Tâche demandée A :: Citez mot pour mot le passage du texte sur la fondation de Chiang-Maï qui va de « Personnellement, en découvrant » à « ce qu'il voulait. ».

Extrait du document ::
Lorsque Mengraï décide de la fondation de Chiang-Maï, ce n'est plus un tout jeune homme. Il a près de 55 ans. Un âge où la sagesse a pris le pas sur les impulsions de la jeunesse et où l'on pense beaucoup plus à se retirer du monde qu'à se faire valoir au moyen d'actes inconsidérés.

 

Sa décision n'est donc pas une fantaisie de tout jeune homme et encore moins un caprice de vieillard sénile. C'est tout au contraire un acte mûrement réfléchi et auquel il devait penser depuis fort longtemps.

 

 

Personnellement, en découvrant la vie de Mengraï, cet homme m'a surpris par son bon sens, par sa prudence et par sa pugnacité à toujours obtenir ce qu'il voulait.

 

Depuis son accession au trône, tout laisse à penser que l'une de ses volontés était, très certainement, de vouloir laisser derrière lui une grande œuvre qui le ferait passer à la postérité. Car c'était un homme ambitieux.

 

 

Pour des raisons que je vais expliquer dans les paragraphes suivants, la création du Lanna n'a pas été ce qu'il aurait voulu. Néanmoins il laissera un bel héritage à ses successeurs.

 

Cependant, s'il n'a pas réussi à créer un grand royaume comme son ami Ramkhamhaeng, en fondant Chiang-Maï, et avec les conseils de ce dernier, c'est Mengraï qui enlève la palme de la capitale la plus atypique et la plus attachante,  et non Ramkhamhaeng !...

 

Car à l'instar des plus grands rois du sud-est asiatique, en particulier des rois khmers dont il a forcément entendu parler, il a fondé lui aussi une ville d'exception, à nulle autre pareille, qui a passé l'épreuve du temps et qui aujourd'hui attire nombre de touristes du monde entier.



Une trentaine d'année avant sa naissance, un certain Gengis Khan (v.1167-1222) faisait de son étendard blanc à 9 flammes (9 queues de yack) celui de tous les Turco-Mongols.

 

Et la grande épopée mongole, sans pourtant jamais s'attaquer à Mengraï directement, allait néanmoins le contraindre et le servir tout à la fois.

 

 


La situation territoriale de l'Indochine à la naissance de Mengraï.

Données brutes ::
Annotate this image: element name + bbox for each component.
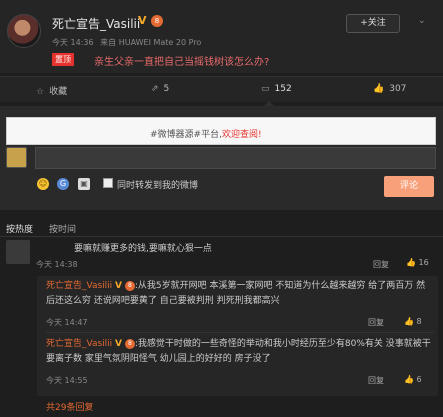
sort-by-time[interactable]: 按时间 xyxy=(49,222,76,235)
sub-like-count: 8 xyxy=(416,317,422,326)
sub-reply-button[interactable]: 回复 xyxy=(368,375,384,386)
sub-like-button[interactable]: 👍 8 xyxy=(404,317,422,326)
sub-reply-time: 今天 14:47 xyxy=(46,318,88,327)
like-count: 307 xyxy=(389,84,407,94)
comment-button[interactable]: ▭ 152 xyxy=(261,84,292,94)
favorite-button[interactable]: ☆ 收藏 xyxy=(36,84,67,97)
notice-prefix: #微博器源#平台, xyxy=(150,130,222,140)
commenter-avatar[interactable] xyxy=(6,240,30,264)
pinned-tag: 置顶 xyxy=(52,53,74,66)
follow-button[interactable]: +关注 xyxy=(346,14,400,33)
star-icon: ☆ xyxy=(36,87,45,97)
verified-badge: V xyxy=(115,281,123,291)
current-user-avatar xyxy=(6,147,27,168)
comment-icon: ▭ xyxy=(261,84,270,94)
divider xyxy=(46,332,434,333)
post-meta: 今天 14:36 来自 HUAWEI Mate 20 Pro xyxy=(52,37,201,48)
level-badge: 8 xyxy=(124,338,135,349)
sub-reply: 死亡宣告_Vasilii V 8:从我5岁就开网吧 本溪第一家网吧 不知道为什么… xyxy=(46,279,434,309)
share-icon: ⇗ xyxy=(151,84,159,94)
sub-reply-author[interactable]: 死亡宣告_Vasilii xyxy=(46,339,112,349)
notice-highlight[interactable]: 欢迎查阅! xyxy=(222,130,262,140)
sub-like-button[interactable]: 👍 6 xyxy=(404,375,422,384)
comment-text: 要嘛就赚更多的钱,要嘛就心狠一点 xyxy=(74,244,212,254)
reply-notice-box: #微博器源#平台,欢迎查阅! xyxy=(6,117,436,145)
like-icon: 👍 xyxy=(373,84,385,94)
comment-like-button[interactable]: 👍 16 xyxy=(406,258,429,267)
sort-by-hot[interactable]: 按热度 xyxy=(6,222,33,235)
sub-like-count: 6 xyxy=(416,375,422,384)
post-time: 今天 14:36 xyxy=(52,38,94,47)
chevron-down-icon[interactable]: ⌄ xyxy=(418,16,426,26)
author-name[interactable]: 死亡宣告_Vasilii xyxy=(52,15,140,32)
post-card: 死亡宣告_Vasilii V 8 今天 14:36 来自 HUAWEI Mate… xyxy=(0,0,443,73)
post-source: 来自 HUAWEI Mate 20 Pro xyxy=(100,38,202,47)
gif-icon[interactable]: G xyxy=(57,178,69,190)
like-icon: 👍 xyxy=(404,317,417,326)
submit-comment-button[interactable]: 评论 xyxy=(384,176,434,197)
more-replies-link[interactable]: 共29条回复 xyxy=(46,400,93,413)
level-badge: 8 xyxy=(124,280,135,291)
comment-count: 152 xyxy=(274,84,292,94)
sub-reply-time: 今天 14:55 xyxy=(46,376,88,385)
divider xyxy=(0,236,443,237)
repost-count: 5 xyxy=(163,84,170,94)
level-badge: 8 xyxy=(151,15,163,27)
comment-input[interactable] xyxy=(35,147,436,169)
verified-badge: V xyxy=(115,339,123,349)
sub-reply: 死亡宣告_Vasilii V 8:我感觉干时做的一些奇怪的举动和我小时经历至少有… xyxy=(46,337,434,367)
emoji-icon[interactable]: ☺ xyxy=(37,178,49,190)
post-action-bar: ☆ 收藏 ⇗ 5 ▭ 152 👍 307 xyxy=(0,76,443,102)
repost-checkbox[interactable] xyxy=(103,178,113,188)
comment-reply-button[interactable]: 回复 xyxy=(373,259,389,270)
sub-reply-author[interactable]: 死亡宣告_Vasilii xyxy=(46,281,112,291)
image-icon[interactable]: ▣ xyxy=(78,178,90,190)
verified-badge: V xyxy=(138,14,147,27)
repost-checkbox-label[interactable]: 同时转发到我的微博 xyxy=(117,178,198,191)
like-icon: 👍 xyxy=(404,375,417,384)
sub-reply-button[interactable]: 回复 xyxy=(368,317,384,328)
comment-like-count: 16 xyxy=(418,258,429,267)
author-avatar[interactable] xyxy=(7,14,41,48)
like-icon: 👍 xyxy=(406,258,419,267)
post-text: 亲生父亲一直把自己当摇钱树该怎么办? xyxy=(94,57,270,68)
reply-notice-text: #微博器源#平台,欢迎查阅! xyxy=(150,127,262,140)
favorite-label: 收藏 xyxy=(49,87,68,97)
comment-time: 今天 14:38 xyxy=(36,260,78,269)
like-button[interactable]: 👍 307 xyxy=(373,84,406,94)
repost-button[interactable]: ⇗ 5 xyxy=(151,84,169,94)
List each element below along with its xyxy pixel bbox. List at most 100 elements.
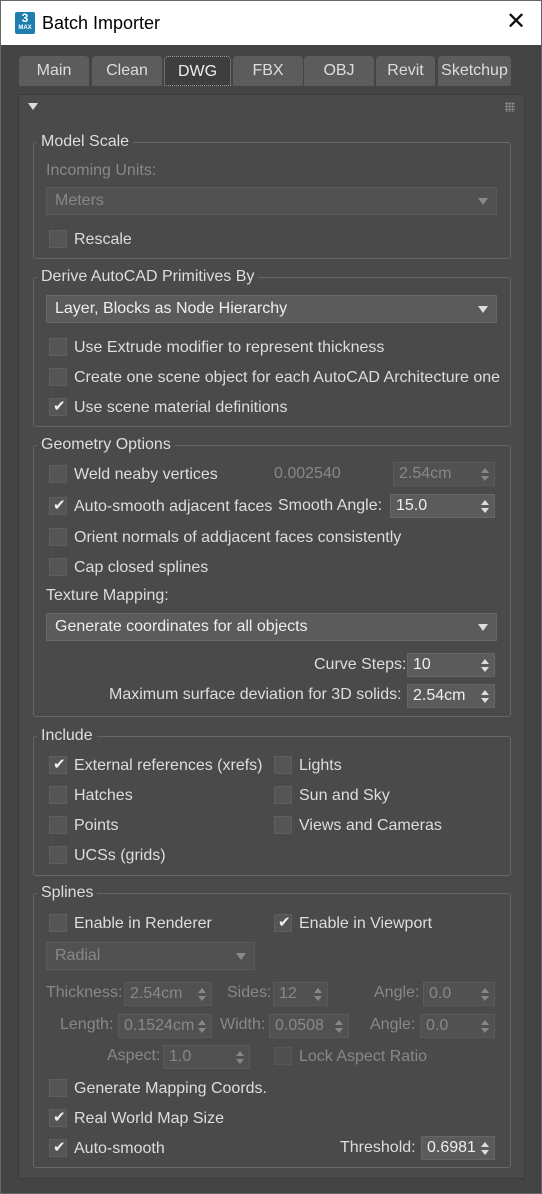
spinner-up-icon xyxy=(481,500,489,505)
check-icon: ✔ xyxy=(53,497,66,514)
spinner-up-icon xyxy=(481,1020,489,1025)
check-icon: ✔ xyxy=(53,398,66,415)
tab-revit[interactable]: Revit xyxy=(376,56,435,86)
autosmooth-label: Auto-smooth adjacent faces xyxy=(74,498,273,515)
width-label: Width: xyxy=(220,1016,266,1033)
texture-mapping-dropdown[interactable]: Generate coordinates for all objects xyxy=(46,613,497,641)
angle-spinner[interactable]: 0.0 xyxy=(423,982,495,1006)
model-scale-title: Model Scale xyxy=(37,133,134,151)
spinner-down-icon xyxy=(481,1150,489,1155)
spinner-up-icon xyxy=(314,988,322,993)
derive-primitives-dropdown[interactable]: Layer, Blocks as Node Hierarchy xyxy=(46,295,497,323)
spinner-up-icon xyxy=(481,1142,489,1147)
include-views-cameras-label: Views and Cameras xyxy=(299,817,442,834)
incoming-units-dropdown[interactable]: Meters xyxy=(46,187,497,215)
width-spinner[interactable]: 0.0508 xyxy=(269,1014,349,1038)
sides-label: Sides: xyxy=(227,984,272,1001)
include-points-label: Points xyxy=(74,817,119,834)
check-icon: ✔ xyxy=(278,914,291,931)
spinner-up-icon xyxy=(198,988,206,993)
spinner-down-icon xyxy=(481,508,489,513)
include-ucs-checkbox[interactable] xyxy=(49,846,67,864)
chevron-down-icon xyxy=(478,624,488,631)
enable-renderer-checkbox[interactable] xyxy=(49,914,67,932)
incoming-units-label: Incoming Units: xyxy=(46,162,157,179)
max-deviation-spinner[interactable]: 2.54cm xyxy=(407,684,495,708)
rescale-label: Rescale xyxy=(74,231,132,248)
thickness-spinner[interactable]: 2.54cm xyxy=(124,982,212,1006)
scene-material-checkbox[interactable]: ✔ xyxy=(49,398,67,416)
batch-importer-window: 3 MAX Batch Importer ✕ Main Clean DWG FBX… xyxy=(0,0,542,1194)
mapping-coords-checkbox[interactable] xyxy=(49,1079,67,1097)
autosmooth-checkbox[interactable]: ✔ xyxy=(49,497,67,515)
angle-label: Angle: xyxy=(374,984,420,1001)
enable-viewport-checkbox[interactable]: ✔ xyxy=(274,914,292,932)
include-lights-checkbox[interactable] xyxy=(274,756,292,774)
lock-aspect-checkbox[interactable] xyxy=(274,1047,292,1065)
tab-clean[interactable]: Clean xyxy=(92,56,162,86)
real-world-map-checkbox[interactable]: ✔ xyxy=(49,1109,67,1127)
smooth-angle-spinner[interactable]: 15.0 xyxy=(390,494,495,518)
grip-icon[interactable] xyxy=(505,102,515,112)
tab-sketchup[interactable]: Sketchup xyxy=(438,56,511,86)
include-xrefs-checkbox[interactable]: ✔ xyxy=(49,756,67,774)
include-views-cameras-checkbox[interactable] xyxy=(274,816,292,834)
geometry-options-title: Geometry Options xyxy=(37,436,175,454)
sides-spinner[interactable]: 12 xyxy=(273,982,328,1006)
aspect-spinner[interactable]: 1.0 xyxy=(163,1045,250,1069)
curve-steps-spinner[interactable]: 10 xyxy=(407,653,495,677)
spinner-up-icon xyxy=(335,1020,343,1025)
include-title: Include xyxy=(37,727,97,745)
spline-autosmooth-checkbox[interactable]: ✔ xyxy=(49,1139,67,1157)
tab-main[interactable]: Main xyxy=(19,56,89,86)
tab-dwg[interactable]: DWG xyxy=(164,56,231,86)
chevron-down-icon xyxy=(478,306,488,313)
length-label: Length: xyxy=(60,1016,114,1033)
orient-normals-checkbox[interactable] xyxy=(49,528,67,546)
spinner-up-icon xyxy=(236,1051,244,1056)
rescale-checkbox[interactable] xyxy=(49,230,67,248)
include-points-checkbox[interactable] xyxy=(49,816,67,834)
include-sun-sky-checkbox[interactable] xyxy=(274,786,292,804)
chevron-down-icon xyxy=(236,953,246,960)
spinner-up-icon xyxy=(481,659,489,664)
angle2-spinner[interactable]: 0.0 xyxy=(420,1014,495,1038)
spinner-down-icon xyxy=(481,476,489,481)
spinner-down-icon xyxy=(481,667,489,672)
check-icon: ✔ xyxy=(53,1139,66,1156)
extrude-label: Use Extrude modifier to represent thickn… xyxy=(74,339,385,356)
real-world-map-label: Real World Map Size xyxy=(74,1110,224,1127)
threshold-label: Threshold: xyxy=(340,1139,416,1156)
check-icon: ✔ xyxy=(53,756,66,773)
max-deviation-label: Maximum surface deviation for 3D solids: xyxy=(109,686,402,703)
smooth-angle-label: Smooth Angle: xyxy=(278,497,383,514)
length-spinner[interactable]: 0.1524cm xyxy=(118,1014,212,1038)
orient-normals-label: Orient normals of addjacent faces consis… xyxy=(74,529,402,546)
splines-title: Splines xyxy=(37,884,98,902)
weld-threshold-spinner[interactable]: 2.54cm xyxy=(393,462,495,486)
spline-profile-dropdown[interactable]: Radial xyxy=(46,942,255,970)
spinner-down-icon xyxy=(198,996,206,1001)
weld-checkbox[interactable] xyxy=(49,465,67,483)
spinner-up-icon xyxy=(198,1020,206,1025)
thickness-label: Thickness: xyxy=(46,984,123,1001)
lock-aspect-label: Lock Aspect Ratio xyxy=(299,1048,428,1065)
include-hatches-label: Hatches xyxy=(74,787,133,804)
cap-splines-checkbox[interactable] xyxy=(49,558,67,576)
one-object-checkbox[interactable] xyxy=(49,368,67,386)
one-object-label: Create one scene object for each AutoCAD… xyxy=(74,369,501,386)
spline-autosmooth-label: Auto-smooth xyxy=(74,1140,165,1157)
spinner-down-icon xyxy=(314,996,322,1001)
tab-obj[interactable]: OBJ xyxy=(304,56,374,86)
texture-mapping-label: Texture Mapping: xyxy=(46,587,169,604)
rollout-collapse-icon[interactable] xyxy=(28,103,38,110)
include-hatches-checkbox[interactable] xyxy=(49,786,67,804)
threshold-spinner[interactable]: 0.6981 xyxy=(421,1136,495,1160)
include-sun-sky-label: Sun and Sky xyxy=(299,787,390,804)
close-icon[interactable]: ✕ xyxy=(501,8,531,38)
extrude-checkbox[interactable] xyxy=(49,338,67,356)
spinner-down-icon xyxy=(481,698,489,703)
tab-fbx[interactable]: FBX xyxy=(233,56,303,86)
angle2-label: Angle: xyxy=(370,1016,416,1033)
spinner-down-icon xyxy=(481,996,489,1001)
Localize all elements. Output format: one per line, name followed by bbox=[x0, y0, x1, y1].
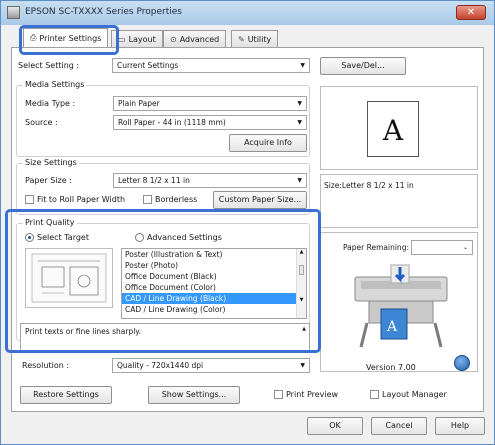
chevron-down-icon: ⌄ bbox=[462, 244, 468, 251]
paper-letter: A bbox=[382, 114, 404, 147]
properties-window: EPSON SC-TXXXX Series Properties ✕ ⎙ Pri… bbox=[0, 0, 495, 445]
printer-status-box: Paper Remaining: ⌄ A bbox=[320, 232, 478, 372]
title-bar[interactable]: EPSON SC-TXXXX Series Properties ✕ bbox=[1, 1, 494, 25]
paper-size-combo[interactable]: Letter 8 1/2 x 11 in ▼ bbox=[113, 173, 307, 188]
chevron-down-icon: ▼ bbox=[297, 119, 302, 126]
size-summary-box: Size:Letter 8 1/2 x 11 in bbox=[320, 174, 478, 228]
resolution-combo[interactable]: Quality - 720x1440 dpi ▼ bbox=[112, 358, 310, 373]
select-setting-combo[interactable]: Current Settings ▼ bbox=[112, 58, 310, 73]
print-preview-checkbox[interactable]: Print Preview bbox=[274, 390, 338, 399]
source-label: Source : bbox=[25, 118, 58, 127]
version-text: Version 7.00 bbox=[366, 363, 416, 372]
select-setting-label: Select Setting : bbox=[18, 61, 80, 70]
tab-highlight bbox=[19, 25, 119, 55]
custom-paper-size-button[interactable]: Custom Paper Size... bbox=[213, 191, 307, 209]
size-settings-title: Size Settings bbox=[23, 158, 79, 167]
large-format-printer-icon: A bbox=[354, 264, 448, 348]
chevron-down-icon: ▼ bbox=[297, 177, 302, 184]
paper-preview: A bbox=[320, 86, 478, 170]
ok-button[interactable]: OK bbox=[307, 417, 363, 435]
paper-remaining-combo[interactable]: ⌄ bbox=[411, 240, 473, 255]
chevron-down-icon: ▼ bbox=[300, 362, 305, 369]
size-summary-text: Size:Letter 8 1/2 x 11 in bbox=[324, 181, 414, 190]
svg-text:A: A bbox=[386, 319, 398, 335]
media-type-label: Media Type : bbox=[25, 99, 76, 108]
cancel-button[interactable]: Cancel bbox=[371, 417, 427, 435]
tab-advanced[interactable]: ⊙ Advanced bbox=[163, 30, 227, 47]
chevron-down-icon: ▼ bbox=[297, 100, 302, 107]
restore-settings-button[interactable]: Restore Settings bbox=[20, 386, 112, 404]
save-del-button[interactable]: Save/Del... bbox=[320, 57, 406, 75]
paper-icon: A bbox=[367, 101, 419, 157]
paper-remaining-label: Paper Remaining: bbox=[343, 243, 409, 252]
tab-utility[interactable]: ✎ Utility bbox=[231, 30, 279, 47]
layout-icon: ▭ bbox=[118, 34, 126, 44]
print-quality-highlight bbox=[5, 209, 321, 353]
source-combo[interactable]: Roll Paper - 44 in (1118 mm) ▼ bbox=[113, 115, 307, 130]
utility-icon: ✎ bbox=[238, 34, 245, 44]
printer-app-icon bbox=[7, 6, 20, 19]
media-settings-group: Media Settings Media Type : Plain Paper … bbox=[16, 80, 310, 157]
media-settings-title: Media Settings bbox=[23, 80, 87, 89]
layout-manager-checkbox[interactable]: Layout Manager bbox=[370, 390, 447, 399]
close-button[interactable]: ✕ bbox=[456, 5, 486, 20]
fit-roll-width-checkbox[interactable]: Fit to Roll Paper Width bbox=[25, 195, 125, 204]
size-settings-group: Size Settings Paper Size : Letter 8 1/2 … bbox=[16, 158, 310, 215]
media-type-combo[interactable]: Plain Paper ▼ bbox=[113, 96, 307, 111]
paper-size-label: Paper Size : bbox=[25, 176, 72, 185]
advanced-icon: ⊙ bbox=[170, 34, 177, 44]
window-title: EPSON SC-TXXXX Series Properties bbox=[25, 7, 182, 17]
chevron-down-icon: ▼ bbox=[300, 62, 305, 69]
acquire-info-button[interactable]: Acquire Info bbox=[229, 134, 307, 152]
update-icon[interactable] bbox=[454, 355, 470, 371]
borderless-checkbox[interactable]: Borderless bbox=[143, 195, 197, 204]
show-settings-button[interactable]: Show Settings... bbox=[148, 386, 240, 404]
help-button[interactable]: Help bbox=[435, 417, 485, 435]
resolution-label: Resolution : bbox=[22, 361, 70, 370]
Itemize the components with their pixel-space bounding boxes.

Tâche demandée B :: Affichez sans aucune modification les lignes des données, de la ligne contenant « sort-by-time[interactable]: 按时间 xyxy=(49,222,76,235) » à la ligne contenant « pinned-tag: 置顶 xyxy=(52,53,74,66) », bornes incluses, et uniquement celles-ci.

Solution proposée A ::
Personnellement, en découvrant la vie de Mengraï, cet homme m'a surpris par son bon sens, par sa prudence et par sa pugnacité à toujours obtenir ce qu'il voulait.

Solution proposée B ::
sort-by-time[interactable]: 按时间 xyxy=(49,222,76,235)
sub-like-count: 8 xyxy=(416,317,422,326)
sub-reply-button[interactable]: 回复 xyxy=(368,375,384,386)
sub-like-button[interactable]: 👍 8 xyxy=(404,317,422,326)
sub-reply-time: 今天 14:47 xyxy=(46,318,88,327)
like-count: 307 xyxy=(389,84,407,94)
comment-button[interactable]: ▭ 152 xyxy=(261,84,292,94)
favorite-button[interactable]: ☆ 收藏 xyxy=(36,84,67,97)
notice-prefix: #微博器源#平台, xyxy=(150,130,222,140)
commenter-avatar[interactable] xyxy=(6,240,30,264)
pinned-tag: 置顶 xyxy=(52,53,74,66)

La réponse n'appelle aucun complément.